Exercise instructions => Copy out all the lines in the records that include the word "this".

The data =>
——
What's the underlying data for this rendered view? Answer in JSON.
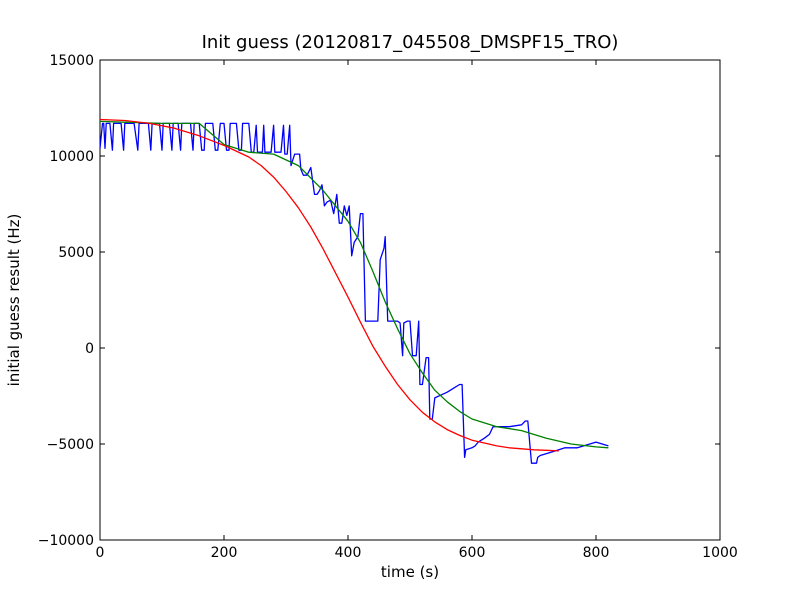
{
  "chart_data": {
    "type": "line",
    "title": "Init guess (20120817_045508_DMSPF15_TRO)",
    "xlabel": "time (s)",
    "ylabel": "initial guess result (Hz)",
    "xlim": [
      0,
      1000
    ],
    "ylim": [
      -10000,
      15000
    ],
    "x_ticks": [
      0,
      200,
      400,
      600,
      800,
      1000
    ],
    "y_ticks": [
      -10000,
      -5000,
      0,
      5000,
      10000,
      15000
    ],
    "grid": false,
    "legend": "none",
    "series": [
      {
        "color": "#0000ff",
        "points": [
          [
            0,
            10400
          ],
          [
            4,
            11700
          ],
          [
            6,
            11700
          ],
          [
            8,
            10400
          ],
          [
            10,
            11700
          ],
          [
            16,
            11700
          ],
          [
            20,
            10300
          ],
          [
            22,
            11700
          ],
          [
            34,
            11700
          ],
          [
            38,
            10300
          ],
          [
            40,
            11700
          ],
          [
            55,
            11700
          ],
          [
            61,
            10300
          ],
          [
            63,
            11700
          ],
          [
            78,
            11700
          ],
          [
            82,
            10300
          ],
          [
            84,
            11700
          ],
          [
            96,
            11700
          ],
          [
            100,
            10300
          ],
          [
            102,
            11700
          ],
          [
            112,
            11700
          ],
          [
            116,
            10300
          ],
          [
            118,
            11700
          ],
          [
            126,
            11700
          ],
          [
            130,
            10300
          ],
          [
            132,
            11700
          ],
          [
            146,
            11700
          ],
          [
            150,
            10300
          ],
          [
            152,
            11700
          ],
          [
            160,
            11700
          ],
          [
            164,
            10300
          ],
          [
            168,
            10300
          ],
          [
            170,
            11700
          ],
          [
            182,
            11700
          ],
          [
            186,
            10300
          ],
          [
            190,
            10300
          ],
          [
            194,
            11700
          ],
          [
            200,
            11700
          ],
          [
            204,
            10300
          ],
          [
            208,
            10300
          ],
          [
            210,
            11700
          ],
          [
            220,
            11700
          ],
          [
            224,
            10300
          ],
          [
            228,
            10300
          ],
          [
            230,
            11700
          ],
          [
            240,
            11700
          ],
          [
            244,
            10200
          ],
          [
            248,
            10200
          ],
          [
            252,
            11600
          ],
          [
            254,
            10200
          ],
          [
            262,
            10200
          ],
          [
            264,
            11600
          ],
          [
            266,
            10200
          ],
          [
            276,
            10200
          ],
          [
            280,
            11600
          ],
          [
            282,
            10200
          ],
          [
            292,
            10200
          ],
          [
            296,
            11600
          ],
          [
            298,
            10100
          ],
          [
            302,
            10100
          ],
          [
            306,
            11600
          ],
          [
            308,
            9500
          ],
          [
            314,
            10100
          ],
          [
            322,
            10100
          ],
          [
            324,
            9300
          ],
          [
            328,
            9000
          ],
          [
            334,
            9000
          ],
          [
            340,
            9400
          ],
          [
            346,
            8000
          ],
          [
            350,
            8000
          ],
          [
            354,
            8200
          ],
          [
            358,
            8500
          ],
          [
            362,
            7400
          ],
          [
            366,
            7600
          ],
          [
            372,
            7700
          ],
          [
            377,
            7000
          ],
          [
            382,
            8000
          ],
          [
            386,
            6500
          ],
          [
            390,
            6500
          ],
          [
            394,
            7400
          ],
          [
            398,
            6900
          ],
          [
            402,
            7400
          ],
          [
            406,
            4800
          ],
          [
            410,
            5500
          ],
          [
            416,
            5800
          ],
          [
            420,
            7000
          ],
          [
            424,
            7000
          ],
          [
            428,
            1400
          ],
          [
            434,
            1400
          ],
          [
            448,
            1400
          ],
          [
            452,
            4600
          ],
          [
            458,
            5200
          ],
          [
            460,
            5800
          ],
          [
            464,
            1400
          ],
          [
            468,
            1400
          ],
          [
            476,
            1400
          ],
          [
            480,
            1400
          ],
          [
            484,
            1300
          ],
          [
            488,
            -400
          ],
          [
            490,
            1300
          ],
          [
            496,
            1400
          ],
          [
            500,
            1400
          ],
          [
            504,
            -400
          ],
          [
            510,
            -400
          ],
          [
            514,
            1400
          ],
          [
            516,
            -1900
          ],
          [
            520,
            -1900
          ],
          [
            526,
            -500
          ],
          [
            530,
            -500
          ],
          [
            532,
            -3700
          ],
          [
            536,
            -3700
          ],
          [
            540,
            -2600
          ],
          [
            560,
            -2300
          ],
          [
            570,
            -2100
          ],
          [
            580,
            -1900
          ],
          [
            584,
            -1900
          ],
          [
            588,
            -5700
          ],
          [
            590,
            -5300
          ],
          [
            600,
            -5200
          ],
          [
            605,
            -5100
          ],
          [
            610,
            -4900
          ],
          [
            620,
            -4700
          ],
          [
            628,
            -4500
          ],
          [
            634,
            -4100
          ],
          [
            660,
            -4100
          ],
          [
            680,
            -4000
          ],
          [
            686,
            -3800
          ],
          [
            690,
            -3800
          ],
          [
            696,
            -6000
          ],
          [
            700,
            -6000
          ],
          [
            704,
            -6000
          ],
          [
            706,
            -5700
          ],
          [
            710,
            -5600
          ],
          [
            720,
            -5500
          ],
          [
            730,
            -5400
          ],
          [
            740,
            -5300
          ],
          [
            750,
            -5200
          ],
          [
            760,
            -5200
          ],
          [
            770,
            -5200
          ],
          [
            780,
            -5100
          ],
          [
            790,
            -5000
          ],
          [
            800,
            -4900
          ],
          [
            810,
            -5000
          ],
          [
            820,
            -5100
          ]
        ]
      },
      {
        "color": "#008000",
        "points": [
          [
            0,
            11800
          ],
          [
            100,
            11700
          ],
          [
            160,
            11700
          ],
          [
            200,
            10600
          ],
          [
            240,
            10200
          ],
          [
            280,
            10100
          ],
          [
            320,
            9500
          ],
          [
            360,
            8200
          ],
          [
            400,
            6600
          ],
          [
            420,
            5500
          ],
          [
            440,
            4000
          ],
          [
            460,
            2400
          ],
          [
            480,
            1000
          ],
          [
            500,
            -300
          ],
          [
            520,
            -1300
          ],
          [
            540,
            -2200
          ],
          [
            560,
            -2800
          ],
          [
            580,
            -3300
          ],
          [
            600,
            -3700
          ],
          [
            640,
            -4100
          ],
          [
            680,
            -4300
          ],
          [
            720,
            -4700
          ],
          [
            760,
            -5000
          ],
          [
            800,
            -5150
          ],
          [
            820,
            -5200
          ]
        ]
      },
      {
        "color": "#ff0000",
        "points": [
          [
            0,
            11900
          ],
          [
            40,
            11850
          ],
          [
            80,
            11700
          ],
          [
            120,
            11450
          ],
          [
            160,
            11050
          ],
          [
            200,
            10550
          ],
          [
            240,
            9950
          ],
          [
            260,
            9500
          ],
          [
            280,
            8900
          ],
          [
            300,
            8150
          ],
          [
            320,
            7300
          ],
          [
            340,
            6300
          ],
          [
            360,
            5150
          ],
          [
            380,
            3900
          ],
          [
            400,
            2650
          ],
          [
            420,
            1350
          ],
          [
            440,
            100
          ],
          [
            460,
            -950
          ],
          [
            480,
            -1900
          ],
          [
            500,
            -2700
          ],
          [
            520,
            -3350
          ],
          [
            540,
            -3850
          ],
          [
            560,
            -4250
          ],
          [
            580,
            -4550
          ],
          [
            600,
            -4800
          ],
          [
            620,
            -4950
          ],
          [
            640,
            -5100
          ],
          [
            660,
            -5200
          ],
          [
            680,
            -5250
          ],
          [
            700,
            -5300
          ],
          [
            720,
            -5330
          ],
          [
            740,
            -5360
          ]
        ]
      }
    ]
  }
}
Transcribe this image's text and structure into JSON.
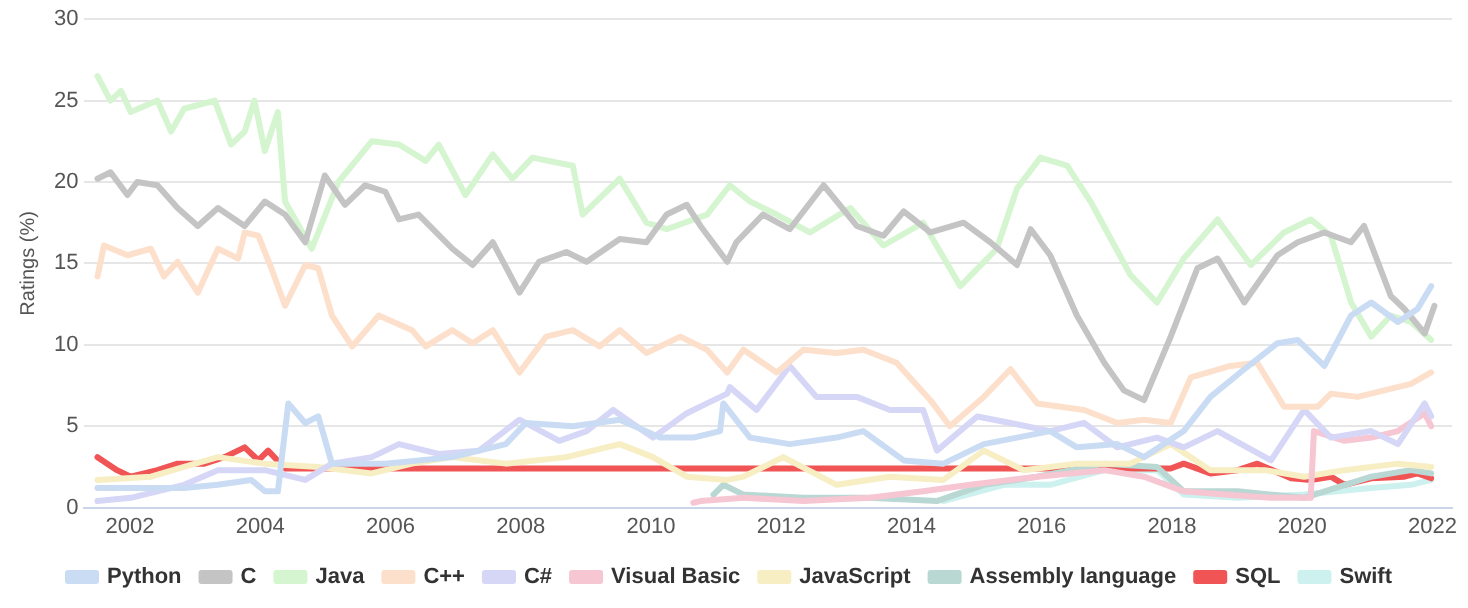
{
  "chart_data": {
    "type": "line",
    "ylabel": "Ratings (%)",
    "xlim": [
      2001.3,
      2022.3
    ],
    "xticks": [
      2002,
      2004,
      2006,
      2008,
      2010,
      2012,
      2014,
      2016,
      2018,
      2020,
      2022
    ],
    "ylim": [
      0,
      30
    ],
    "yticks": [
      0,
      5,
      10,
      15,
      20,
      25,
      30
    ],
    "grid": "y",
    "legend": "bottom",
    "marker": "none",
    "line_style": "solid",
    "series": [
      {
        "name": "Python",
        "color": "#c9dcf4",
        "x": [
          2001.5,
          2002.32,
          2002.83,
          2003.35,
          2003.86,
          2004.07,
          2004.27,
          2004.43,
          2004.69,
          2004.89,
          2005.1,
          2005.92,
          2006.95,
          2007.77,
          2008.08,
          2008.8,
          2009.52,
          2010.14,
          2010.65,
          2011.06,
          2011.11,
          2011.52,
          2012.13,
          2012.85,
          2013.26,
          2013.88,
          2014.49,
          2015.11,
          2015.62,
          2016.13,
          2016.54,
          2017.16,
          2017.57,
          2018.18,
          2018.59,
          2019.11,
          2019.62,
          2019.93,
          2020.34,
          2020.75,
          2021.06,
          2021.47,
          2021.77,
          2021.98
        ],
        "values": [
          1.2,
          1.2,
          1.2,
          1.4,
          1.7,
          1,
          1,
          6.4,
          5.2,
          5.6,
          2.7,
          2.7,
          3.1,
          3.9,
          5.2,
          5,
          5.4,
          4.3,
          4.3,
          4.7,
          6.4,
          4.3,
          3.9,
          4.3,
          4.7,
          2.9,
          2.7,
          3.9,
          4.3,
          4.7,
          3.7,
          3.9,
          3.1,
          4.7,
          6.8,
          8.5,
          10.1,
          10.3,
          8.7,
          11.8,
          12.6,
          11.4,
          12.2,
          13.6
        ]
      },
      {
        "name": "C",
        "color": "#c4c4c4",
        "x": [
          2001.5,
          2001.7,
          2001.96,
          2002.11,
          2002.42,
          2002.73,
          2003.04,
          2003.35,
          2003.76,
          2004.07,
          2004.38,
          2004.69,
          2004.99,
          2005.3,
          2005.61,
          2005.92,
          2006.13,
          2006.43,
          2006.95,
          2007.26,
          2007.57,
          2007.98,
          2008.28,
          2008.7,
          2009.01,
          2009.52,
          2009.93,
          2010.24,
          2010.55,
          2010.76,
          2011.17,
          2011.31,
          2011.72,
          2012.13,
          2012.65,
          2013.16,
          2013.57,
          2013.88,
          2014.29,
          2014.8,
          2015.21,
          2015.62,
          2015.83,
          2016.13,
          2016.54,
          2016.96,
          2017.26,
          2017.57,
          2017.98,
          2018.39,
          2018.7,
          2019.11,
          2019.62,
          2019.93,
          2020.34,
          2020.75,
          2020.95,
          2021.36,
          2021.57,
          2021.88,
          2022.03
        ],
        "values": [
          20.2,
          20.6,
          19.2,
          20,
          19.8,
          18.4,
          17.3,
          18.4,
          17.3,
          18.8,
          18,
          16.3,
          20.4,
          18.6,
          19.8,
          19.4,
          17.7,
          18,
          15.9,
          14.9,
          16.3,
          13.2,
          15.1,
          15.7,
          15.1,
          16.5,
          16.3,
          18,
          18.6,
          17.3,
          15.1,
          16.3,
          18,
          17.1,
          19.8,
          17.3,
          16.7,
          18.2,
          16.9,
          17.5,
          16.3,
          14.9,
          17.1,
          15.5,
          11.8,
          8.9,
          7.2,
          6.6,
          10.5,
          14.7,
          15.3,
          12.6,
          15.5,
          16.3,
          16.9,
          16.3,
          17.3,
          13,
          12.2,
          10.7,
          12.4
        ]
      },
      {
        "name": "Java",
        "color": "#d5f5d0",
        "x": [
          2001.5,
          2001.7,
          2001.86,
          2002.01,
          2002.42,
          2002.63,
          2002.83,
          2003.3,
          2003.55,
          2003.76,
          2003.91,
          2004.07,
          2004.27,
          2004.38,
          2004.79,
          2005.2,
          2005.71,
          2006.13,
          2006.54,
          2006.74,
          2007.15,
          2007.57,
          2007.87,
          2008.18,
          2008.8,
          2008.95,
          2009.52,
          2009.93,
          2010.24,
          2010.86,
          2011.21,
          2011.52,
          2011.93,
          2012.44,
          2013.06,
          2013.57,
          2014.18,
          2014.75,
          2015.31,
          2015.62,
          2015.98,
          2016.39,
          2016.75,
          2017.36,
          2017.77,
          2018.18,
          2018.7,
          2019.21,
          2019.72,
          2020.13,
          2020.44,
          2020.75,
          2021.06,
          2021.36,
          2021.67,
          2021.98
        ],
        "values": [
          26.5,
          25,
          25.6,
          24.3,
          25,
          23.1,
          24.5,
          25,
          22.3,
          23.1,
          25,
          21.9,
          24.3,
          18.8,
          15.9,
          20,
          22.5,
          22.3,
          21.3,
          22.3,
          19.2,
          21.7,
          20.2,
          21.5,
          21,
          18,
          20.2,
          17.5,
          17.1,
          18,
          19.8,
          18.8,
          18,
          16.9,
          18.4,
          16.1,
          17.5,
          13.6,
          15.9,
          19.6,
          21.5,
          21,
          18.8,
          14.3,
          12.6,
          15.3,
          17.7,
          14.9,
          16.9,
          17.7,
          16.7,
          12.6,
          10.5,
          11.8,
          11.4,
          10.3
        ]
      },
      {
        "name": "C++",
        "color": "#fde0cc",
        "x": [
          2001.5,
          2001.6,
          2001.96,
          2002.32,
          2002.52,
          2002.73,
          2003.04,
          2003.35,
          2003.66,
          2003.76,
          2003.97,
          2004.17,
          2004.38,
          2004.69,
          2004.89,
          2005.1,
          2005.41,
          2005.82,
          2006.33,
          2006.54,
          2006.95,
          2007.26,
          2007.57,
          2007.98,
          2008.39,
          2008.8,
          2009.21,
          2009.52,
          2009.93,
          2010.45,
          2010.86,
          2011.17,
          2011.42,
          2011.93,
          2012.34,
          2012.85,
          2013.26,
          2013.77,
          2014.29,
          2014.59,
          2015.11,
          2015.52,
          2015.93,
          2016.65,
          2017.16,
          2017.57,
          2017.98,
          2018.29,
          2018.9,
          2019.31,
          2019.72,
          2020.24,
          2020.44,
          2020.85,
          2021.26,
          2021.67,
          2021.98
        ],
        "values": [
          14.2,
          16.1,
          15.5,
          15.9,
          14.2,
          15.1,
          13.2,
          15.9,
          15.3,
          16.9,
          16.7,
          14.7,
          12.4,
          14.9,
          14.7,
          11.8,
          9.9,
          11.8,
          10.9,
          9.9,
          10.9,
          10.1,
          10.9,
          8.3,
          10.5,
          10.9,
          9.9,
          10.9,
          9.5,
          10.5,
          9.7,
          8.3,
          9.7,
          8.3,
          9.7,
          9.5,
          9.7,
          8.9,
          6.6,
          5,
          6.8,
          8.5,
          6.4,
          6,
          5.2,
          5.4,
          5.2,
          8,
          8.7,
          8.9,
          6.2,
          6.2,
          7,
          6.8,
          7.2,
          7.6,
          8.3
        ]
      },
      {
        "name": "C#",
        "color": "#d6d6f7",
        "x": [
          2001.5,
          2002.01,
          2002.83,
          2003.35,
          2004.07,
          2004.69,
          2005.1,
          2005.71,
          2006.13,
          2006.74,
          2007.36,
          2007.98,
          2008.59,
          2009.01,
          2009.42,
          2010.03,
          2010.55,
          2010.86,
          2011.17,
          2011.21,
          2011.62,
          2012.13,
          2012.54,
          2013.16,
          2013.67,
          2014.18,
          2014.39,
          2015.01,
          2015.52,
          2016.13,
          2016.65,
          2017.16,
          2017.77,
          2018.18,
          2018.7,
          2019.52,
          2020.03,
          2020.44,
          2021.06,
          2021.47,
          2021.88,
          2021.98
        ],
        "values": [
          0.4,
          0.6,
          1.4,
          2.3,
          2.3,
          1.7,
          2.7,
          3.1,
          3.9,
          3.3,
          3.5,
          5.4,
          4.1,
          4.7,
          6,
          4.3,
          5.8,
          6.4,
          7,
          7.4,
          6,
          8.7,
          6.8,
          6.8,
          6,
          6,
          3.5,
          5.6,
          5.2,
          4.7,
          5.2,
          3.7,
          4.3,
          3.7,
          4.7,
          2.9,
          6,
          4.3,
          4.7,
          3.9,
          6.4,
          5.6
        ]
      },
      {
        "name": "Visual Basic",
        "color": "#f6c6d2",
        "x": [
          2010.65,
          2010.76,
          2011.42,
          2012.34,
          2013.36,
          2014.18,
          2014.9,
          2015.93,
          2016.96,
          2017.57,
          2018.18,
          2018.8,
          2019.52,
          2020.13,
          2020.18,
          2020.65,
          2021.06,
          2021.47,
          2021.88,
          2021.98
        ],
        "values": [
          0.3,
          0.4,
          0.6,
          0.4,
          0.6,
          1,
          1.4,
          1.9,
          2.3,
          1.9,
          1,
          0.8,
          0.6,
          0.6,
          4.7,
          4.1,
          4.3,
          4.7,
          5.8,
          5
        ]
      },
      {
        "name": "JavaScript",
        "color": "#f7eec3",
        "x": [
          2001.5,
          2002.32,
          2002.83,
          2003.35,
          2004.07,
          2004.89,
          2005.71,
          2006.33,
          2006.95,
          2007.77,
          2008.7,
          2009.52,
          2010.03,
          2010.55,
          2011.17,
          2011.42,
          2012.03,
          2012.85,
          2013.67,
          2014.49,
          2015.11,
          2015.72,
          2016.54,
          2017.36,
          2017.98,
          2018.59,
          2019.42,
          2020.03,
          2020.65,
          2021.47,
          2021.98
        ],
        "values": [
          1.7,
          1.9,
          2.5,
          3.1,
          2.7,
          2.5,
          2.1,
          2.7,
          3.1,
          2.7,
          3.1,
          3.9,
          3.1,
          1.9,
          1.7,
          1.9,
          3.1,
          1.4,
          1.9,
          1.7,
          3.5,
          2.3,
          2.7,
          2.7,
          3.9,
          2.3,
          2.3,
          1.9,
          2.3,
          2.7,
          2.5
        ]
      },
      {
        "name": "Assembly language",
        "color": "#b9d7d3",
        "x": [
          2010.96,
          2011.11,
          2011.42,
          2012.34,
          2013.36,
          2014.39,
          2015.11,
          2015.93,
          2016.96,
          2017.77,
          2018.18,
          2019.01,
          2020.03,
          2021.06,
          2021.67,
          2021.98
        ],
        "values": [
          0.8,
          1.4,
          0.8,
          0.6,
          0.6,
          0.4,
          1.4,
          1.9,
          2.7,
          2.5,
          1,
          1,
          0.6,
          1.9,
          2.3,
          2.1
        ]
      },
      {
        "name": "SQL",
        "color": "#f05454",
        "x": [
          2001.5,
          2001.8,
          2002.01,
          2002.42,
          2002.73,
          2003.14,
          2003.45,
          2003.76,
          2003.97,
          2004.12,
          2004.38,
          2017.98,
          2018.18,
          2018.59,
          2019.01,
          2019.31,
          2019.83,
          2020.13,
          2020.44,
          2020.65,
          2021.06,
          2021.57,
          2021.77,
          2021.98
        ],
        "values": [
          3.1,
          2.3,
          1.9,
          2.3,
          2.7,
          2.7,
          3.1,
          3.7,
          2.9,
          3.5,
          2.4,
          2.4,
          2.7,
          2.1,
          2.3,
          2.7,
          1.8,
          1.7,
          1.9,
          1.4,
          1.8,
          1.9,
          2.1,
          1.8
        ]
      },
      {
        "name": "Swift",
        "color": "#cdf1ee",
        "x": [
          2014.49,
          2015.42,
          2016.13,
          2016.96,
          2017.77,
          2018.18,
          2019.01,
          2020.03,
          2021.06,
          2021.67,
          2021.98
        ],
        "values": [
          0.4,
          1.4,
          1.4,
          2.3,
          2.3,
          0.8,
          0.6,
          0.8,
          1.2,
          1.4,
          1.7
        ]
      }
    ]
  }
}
——
Finished task =>
What's the underlying data for this rendered view? Answer in JSON.
Transcribe this image's text and structure into JSON.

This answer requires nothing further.